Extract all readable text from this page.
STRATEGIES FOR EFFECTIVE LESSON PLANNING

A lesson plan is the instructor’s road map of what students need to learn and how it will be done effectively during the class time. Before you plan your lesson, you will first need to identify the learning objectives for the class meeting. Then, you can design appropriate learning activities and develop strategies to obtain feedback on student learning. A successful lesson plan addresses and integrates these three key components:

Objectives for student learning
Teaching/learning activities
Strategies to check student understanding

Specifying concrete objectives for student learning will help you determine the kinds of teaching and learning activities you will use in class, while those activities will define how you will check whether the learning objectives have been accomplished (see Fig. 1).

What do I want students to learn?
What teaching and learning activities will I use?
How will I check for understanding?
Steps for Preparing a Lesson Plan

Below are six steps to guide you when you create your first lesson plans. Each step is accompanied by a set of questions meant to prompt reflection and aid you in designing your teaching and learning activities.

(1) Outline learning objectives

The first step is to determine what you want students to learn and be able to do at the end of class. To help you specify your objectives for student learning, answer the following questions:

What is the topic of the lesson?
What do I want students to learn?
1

------------

> Aim of the exercise
Determine how many lines of the entries above carry the string "your", and give that number alone.

> Solved exercise
3